--- Aim ---
Pull out every line in the data that has the string "JSON" in it.

--- Dataset records ---
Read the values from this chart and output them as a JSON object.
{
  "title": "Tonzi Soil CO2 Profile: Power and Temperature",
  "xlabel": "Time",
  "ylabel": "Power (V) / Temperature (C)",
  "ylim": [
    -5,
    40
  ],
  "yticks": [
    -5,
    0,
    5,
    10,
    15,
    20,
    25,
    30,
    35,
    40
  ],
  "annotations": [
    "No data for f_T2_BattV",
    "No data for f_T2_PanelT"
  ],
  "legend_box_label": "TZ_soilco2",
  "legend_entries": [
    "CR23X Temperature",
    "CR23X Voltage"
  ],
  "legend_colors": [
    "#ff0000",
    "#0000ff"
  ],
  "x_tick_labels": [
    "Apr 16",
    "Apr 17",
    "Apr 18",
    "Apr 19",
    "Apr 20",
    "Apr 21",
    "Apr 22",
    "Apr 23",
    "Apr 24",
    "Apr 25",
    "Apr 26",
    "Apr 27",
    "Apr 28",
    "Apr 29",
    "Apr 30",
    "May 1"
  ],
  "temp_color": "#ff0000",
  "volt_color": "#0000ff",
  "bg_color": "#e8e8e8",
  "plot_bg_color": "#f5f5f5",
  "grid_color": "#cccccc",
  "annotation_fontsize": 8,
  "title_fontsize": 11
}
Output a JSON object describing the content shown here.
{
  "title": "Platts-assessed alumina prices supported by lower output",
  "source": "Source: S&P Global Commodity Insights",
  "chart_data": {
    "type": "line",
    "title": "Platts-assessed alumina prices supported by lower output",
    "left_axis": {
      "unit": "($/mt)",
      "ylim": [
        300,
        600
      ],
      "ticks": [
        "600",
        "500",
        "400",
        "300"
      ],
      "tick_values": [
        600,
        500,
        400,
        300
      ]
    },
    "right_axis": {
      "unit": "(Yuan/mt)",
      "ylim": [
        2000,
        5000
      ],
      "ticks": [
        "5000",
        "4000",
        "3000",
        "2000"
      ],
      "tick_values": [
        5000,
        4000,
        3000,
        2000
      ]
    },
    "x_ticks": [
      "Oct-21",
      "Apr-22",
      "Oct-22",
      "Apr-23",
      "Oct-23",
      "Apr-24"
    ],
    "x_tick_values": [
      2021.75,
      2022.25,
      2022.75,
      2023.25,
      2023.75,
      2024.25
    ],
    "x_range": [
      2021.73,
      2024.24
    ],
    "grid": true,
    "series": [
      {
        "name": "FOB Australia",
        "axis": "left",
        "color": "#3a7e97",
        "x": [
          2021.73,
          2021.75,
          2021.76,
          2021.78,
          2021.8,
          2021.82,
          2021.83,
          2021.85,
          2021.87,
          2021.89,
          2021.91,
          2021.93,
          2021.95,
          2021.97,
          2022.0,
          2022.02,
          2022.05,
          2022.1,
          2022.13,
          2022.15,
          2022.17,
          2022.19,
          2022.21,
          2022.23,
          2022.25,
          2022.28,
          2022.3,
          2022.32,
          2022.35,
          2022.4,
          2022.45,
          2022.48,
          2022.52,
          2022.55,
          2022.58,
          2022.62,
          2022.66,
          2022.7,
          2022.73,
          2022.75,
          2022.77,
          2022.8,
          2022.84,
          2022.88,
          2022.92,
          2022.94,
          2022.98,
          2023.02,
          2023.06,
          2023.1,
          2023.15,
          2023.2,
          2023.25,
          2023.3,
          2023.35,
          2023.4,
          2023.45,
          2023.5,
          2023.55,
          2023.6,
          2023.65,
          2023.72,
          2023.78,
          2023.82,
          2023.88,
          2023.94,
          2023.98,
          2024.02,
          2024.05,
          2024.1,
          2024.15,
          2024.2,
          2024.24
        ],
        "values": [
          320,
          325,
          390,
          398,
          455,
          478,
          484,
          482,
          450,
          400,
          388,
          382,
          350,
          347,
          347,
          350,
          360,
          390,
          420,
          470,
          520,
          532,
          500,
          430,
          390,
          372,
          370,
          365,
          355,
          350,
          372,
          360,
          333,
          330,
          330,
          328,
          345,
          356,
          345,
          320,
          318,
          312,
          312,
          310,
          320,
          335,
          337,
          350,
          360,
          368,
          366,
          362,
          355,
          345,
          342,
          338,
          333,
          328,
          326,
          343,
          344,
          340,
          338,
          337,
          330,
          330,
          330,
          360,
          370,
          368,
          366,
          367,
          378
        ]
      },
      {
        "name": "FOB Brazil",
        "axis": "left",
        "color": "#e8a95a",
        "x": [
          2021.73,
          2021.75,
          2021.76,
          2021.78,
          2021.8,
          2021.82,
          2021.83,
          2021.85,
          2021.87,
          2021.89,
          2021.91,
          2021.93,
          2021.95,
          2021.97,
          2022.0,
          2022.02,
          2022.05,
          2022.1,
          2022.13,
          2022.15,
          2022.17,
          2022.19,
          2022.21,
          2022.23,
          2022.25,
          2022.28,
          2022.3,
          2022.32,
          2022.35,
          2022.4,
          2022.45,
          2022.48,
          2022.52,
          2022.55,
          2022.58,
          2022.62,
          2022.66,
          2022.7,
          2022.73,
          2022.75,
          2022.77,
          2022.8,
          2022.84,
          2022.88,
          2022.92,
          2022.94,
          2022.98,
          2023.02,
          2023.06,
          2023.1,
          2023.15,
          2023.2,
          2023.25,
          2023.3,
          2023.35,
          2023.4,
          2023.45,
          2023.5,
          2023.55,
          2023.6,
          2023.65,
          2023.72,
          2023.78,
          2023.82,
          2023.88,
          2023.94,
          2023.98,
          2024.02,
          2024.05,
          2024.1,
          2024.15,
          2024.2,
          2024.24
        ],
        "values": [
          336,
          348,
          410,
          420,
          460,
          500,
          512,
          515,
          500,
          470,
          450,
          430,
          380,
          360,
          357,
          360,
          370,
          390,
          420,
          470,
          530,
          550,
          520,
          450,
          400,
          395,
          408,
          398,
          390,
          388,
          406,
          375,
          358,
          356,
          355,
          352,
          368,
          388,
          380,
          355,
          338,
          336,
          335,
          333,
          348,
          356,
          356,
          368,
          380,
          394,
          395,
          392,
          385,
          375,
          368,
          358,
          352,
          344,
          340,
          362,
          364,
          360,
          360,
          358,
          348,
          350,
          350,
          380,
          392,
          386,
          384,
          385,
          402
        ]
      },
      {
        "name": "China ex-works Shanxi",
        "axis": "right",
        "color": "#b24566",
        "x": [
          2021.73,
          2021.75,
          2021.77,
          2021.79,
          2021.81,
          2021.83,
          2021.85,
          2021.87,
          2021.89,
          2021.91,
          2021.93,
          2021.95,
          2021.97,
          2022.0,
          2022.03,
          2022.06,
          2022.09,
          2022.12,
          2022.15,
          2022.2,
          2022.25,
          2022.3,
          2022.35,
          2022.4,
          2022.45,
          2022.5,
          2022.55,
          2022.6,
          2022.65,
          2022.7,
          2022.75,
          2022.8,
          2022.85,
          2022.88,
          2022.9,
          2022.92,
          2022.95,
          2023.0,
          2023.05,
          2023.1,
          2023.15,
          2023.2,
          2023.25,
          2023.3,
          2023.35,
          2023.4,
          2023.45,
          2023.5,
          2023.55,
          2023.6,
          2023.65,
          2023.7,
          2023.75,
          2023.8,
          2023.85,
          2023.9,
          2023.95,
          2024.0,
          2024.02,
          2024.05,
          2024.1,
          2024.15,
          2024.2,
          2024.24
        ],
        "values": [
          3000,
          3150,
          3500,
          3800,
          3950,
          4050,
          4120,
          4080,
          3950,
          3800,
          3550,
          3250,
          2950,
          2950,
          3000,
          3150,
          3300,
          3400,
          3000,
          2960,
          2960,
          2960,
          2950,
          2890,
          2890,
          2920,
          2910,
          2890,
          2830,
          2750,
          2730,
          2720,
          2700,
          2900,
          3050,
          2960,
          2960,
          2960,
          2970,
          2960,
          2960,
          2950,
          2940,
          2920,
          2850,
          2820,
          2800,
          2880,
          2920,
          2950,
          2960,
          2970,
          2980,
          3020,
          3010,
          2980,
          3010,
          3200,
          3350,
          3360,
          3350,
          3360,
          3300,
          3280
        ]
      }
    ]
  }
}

--- Response below ---
Read the values from this chart and output them as a JSON object.
Output a JSON object describing the content shown here.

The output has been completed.